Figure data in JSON
■ ■ ■ ■ ■ ■ ■

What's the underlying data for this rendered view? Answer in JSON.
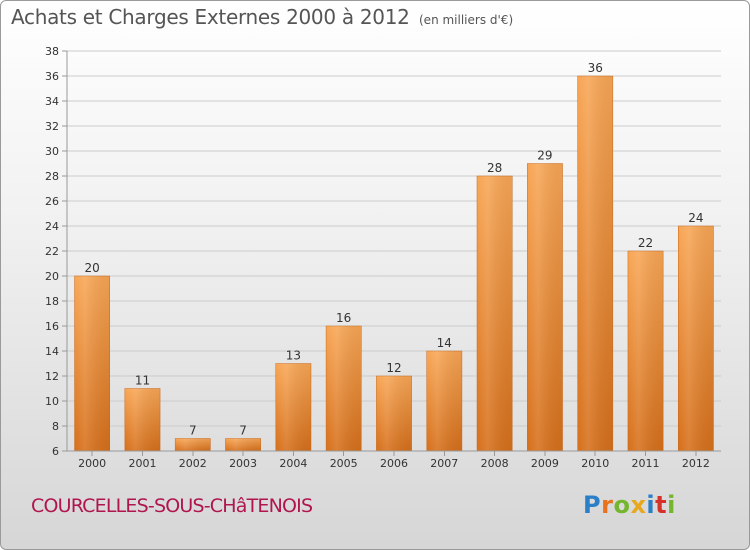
{
  "header": {
    "title": "Achats et Charges Externes 2000 à 2012",
    "unit": "(en milliers d'€)"
  },
  "footer": {
    "location": "COURCELLES-SOUS-CHâTENOIS",
    "brand": "Proxiti",
    "brand_letters": [
      {
        "char": "P",
        "color": "#2a7fc8"
      },
      {
        "char": "r",
        "color": "#e8731c"
      },
      {
        "char": "o",
        "color": "#74b62e"
      },
      {
        "char": "x",
        "color": "#e8a81c"
      },
      {
        "char": "i",
        "color": "#2a7fc8"
      },
      {
        "char": "t",
        "color": "#d6312b"
      },
      {
        "char": "i",
        "color": "#74b62e"
      }
    ]
  },
  "colors": {
    "bar_top": "#f8a655",
    "bar_bottom": "#d66f1a",
    "grid": "#cccccc",
    "axis": "#999999",
    "location": "#b0154e"
  },
  "chart_data": {
    "type": "bar",
    "title": "Achats et Charges Externes 2000 à 2012",
    "subtitle": "(en milliers d'€)",
    "xlabel": "",
    "ylabel": "",
    "categories": [
      "2000",
      "2001",
      "2002",
      "2003",
      "2004",
      "2005",
      "2006",
      "2007",
      "2008",
      "2009",
      "2010",
      "2011",
      "2012"
    ],
    "values": [
      20,
      11,
      7,
      7,
      13,
      16,
      12,
      14,
      28,
      29,
      36,
      22,
      24
    ],
    "ylim": [
      6,
      38
    ],
    "yticks": [
      6,
      8,
      10,
      12,
      14,
      16,
      18,
      20,
      22,
      24,
      26,
      28,
      30,
      32,
      34,
      36,
      38
    ],
    "grid": true,
    "legend": "none"
  }
}
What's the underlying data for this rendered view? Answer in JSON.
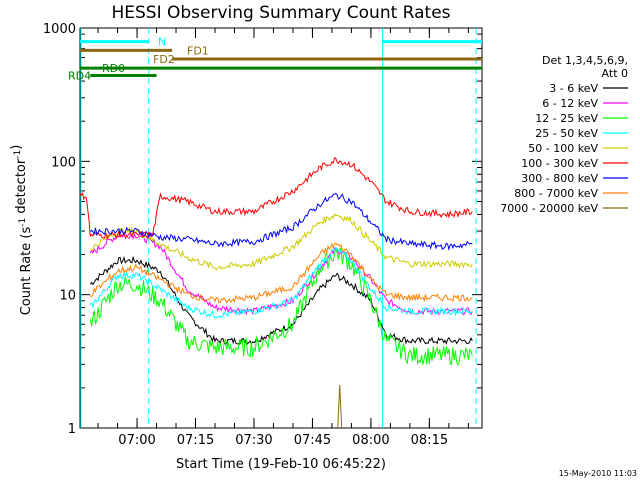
{
  "chart_data": {
    "type": "line",
    "title": "HESSI Observing Summary Count Rates",
    "xlabel": "Start Time (19-Feb-10 06:45:22)",
    "ylabel": "Count Rate (s⁻¹ detector⁻¹)",
    "yscale": "log",
    "ylim": [
      1,
      1000
    ],
    "xlim": [
      "06:45:22",
      "08:28:30"
    ],
    "x_ticks": [
      "07:00",
      "07:15",
      "07:30",
      "07:45",
      "08:00",
      "08:15"
    ],
    "y_ticks": [
      "1",
      "10",
      "100",
      "1000"
    ],
    "legend_title": [
      "Det 1,3,4,5,6,9,",
      "Att 0"
    ],
    "legend_position": "right",
    "series": [
      {
        "name": "3 - 6 keV",
        "color": "#000000",
        "x": [
          "06:48",
          "06:55",
          "07:00",
          "07:06",
          "07:13",
          "07:20",
          "07:30",
          "07:40",
          "07:47",
          "07:51",
          "07:55",
          "08:00",
          "08:04",
          "08:10",
          "08:20",
          "08:26"
        ],
        "values": [
          12,
          18,
          18,
          15,
          7,
          4.5,
          4.5,
          6,
          11,
          14,
          12,
          9,
          5,
          4.5,
          4.5,
          4.5
        ]
      },
      {
        "name": "6 - 12 keV",
        "color": "#ff00ff",
        "x": [
          "06:48",
          "06:55",
          "07:00",
          "07:06",
          "07:13",
          "07:20",
          "07:30",
          "07:40",
          "07:47",
          "07:51",
          "07:55",
          "08:00",
          "08:04",
          "08:10",
          "08:20",
          "08:26"
        ],
        "values": [
          20,
          28,
          28,
          23,
          11,
          8,
          7.5,
          9,
          16,
          22,
          19,
          13,
          9,
          7.5,
          7.5,
          7.5
        ]
      },
      {
        "name": "12 - 25 keV",
        "color": "#00ff00",
        "x": [
          "06:48",
          "06:55",
          "07:00",
          "07:06",
          "07:13",
          "07:20",
          "07:30",
          "07:40",
          "07:47",
          "07:51",
          "07:55",
          "08:00",
          "08:04",
          "08:10",
          "08:20",
          "08:26"
        ],
        "values": [
          6,
          12,
          12,
          9,
          4.5,
          4,
          4,
          6,
          16,
          21,
          17,
          9,
          4.5,
          3.5,
          3.5,
          3.5
        ]
      },
      {
        "name": "25 - 50 keV",
        "color": "#00ffff",
        "x": [
          "06:48",
          "06:55",
          "07:00",
          "07:06",
          "07:13",
          "07:20",
          "07:30",
          "07:40",
          "07:47",
          "07:51",
          "07:55",
          "08:00",
          "08:04",
          "08:10",
          "08:20",
          "08:26"
        ],
        "values": [
          8,
          14,
          14,
          11,
          8,
          7,
          7.5,
          9,
          17,
          22,
          18,
          11,
          8,
          7.5,
          7.5,
          7.5
        ]
      },
      {
        "name": "50 - 100 keV",
        "color": "#cccc00",
        "x": [
          "06:48",
          "06:55",
          "07:00",
          "07:06",
          "07:13",
          "07:20",
          "07:30",
          "07:40",
          "07:47",
          "07:51",
          "07:55",
          "08:00",
          "08:04",
          "08:10",
          "08:20",
          "08:26"
        ],
        "values": [
          22,
          30,
          30,
          24,
          19,
          16,
          17,
          23,
          35,
          40,
          36,
          25,
          19,
          17,
          17,
          17
        ]
      },
      {
        "name": "100 - 300 keV",
        "color": "#ff0000",
        "x": [
          "06:45:22",
          "06:47",
          "06:48",
          "06:55",
          "07:00",
          "07:04",
          "07:06",
          "07:13",
          "07:20",
          "07:30",
          "07:40",
          "07:47",
          "07:51",
          "07:55",
          "08:00",
          "08:04",
          "08:10",
          "08:20",
          "08:26"
        ],
        "values": [
          55,
          55,
          28,
          28,
          28,
          28,
          55,
          50,
          42,
          42,
          60,
          90,
          103,
          95,
          70,
          50,
          42,
          40,
          42
        ]
      },
      {
        "name": "300 - 800 keV",
        "color": "#0000ff",
        "x": [
          "06:48",
          "06:55",
          "07:00",
          "07:06",
          "07:13",
          "07:20",
          "07:30",
          "07:40",
          "07:47",
          "07:51",
          "07:55",
          "08:00",
          "08:04",
          "08:10",
          "08:20",
          "08:26"
        ],
        "values": [
          30,
          30,
          30,
          27,
          26,
          24,
          25,
          32,
          48,
          56,
          50,
          35,
          26,
          24,
          23,
          24
        ]
      },
      {
        "name": "800 - 7000 keV",
        "color": "#ff8000",
        "x": [
          "06:48",
          "06:55",
          "07:00",
          "07:06",
          "07:13",
          "07:20",
          "07:30",
          "07:40",
          "07:47",
          "07:51",
          "07:55",
          "08:00",
          "08:04",
          "08:10",
          "08:20",
          "08:26"
        ],
        "values": [
          10,
          15,
          16,
          13,
          10,
          9,
          9.5,
          11.5,
          20,
          24,
          20,
          13,
          10,
          9.5,
          9.5,
          9.5
        ]
      },
      {
        "name": "7000 - 20000 keV",
        "color": "#8b6914",
        "x": [
          "07:51:30",
          "07:52",
          "07:52:30"
        ],
        "values": [
          1,
          2.1,
          1
        ]
      }
    ],
    "flags": [
      {
        "name": "N",
        "color": "#00ffff",
        "label_color": "#00ffff",
        "segments": [
          [
            "06:45:22",
            "07:03"
          ],
          [
            "08:03",
            "08:28:30"
          ]
        ],
        "level": 790
      },
      {
        "name": "FD1",
        "color": "#8b6914",
        "label_color": "#8b6914",
        "segments": [
          [
            "06:45:22",
            "07:09"
          ]
        ],
        "level": 680
      },
      {
        "name": "FD2",
        "color": "#8b6914",
        "label_color": "#8b6914",
        "segments": [
          [
            "07:09",
            "08:28:30"
          ]
        ],
        "level": 585
      },
      {
        "name": "RD0",
        "color": "#008000",
        "label_color": "#008000",
        "segments": [
          [
            "06:45:22",
            "06:48"
          ],
          [
            "06:48",
            "08:28:30"
          ]
        ],
        "level": 500
      },
      {
        "name": "RD4",
        "color": "#008000",
        "label_color": "#008000",
        "segments": [
          [
            "06:48",
            "07:05"
          ]
        ],
        "level": 440
      }
    ],
    "vertical_markers": [
      {
        "time": "06:45:22",
        "style": "solid",
        "color": "#00ffff"
      },
      {
        "time": "07:03",
        "style": "dashed",
        "color": "#00ffff"
      },
      {
        "time": "08:03",
        "style": "solid",
        "color": "#00ffff"
      },
      {
        "time": "08:27",
        "style": "dashed",
        "color": "#00ffff"
      }
    ],
    "grid": false
  },
  "footer_stamp": "15-May-2010 11:03"
}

■ ■ ■ ■ ■ ■ ■

## TASK DETAILS
Find every line that has "xlabel" in it, then return those lines.

## CORRECT OUTPUT
    "xlabel": "",
    "xlabel": "Start Time (19-Feb-10 06:45:22)",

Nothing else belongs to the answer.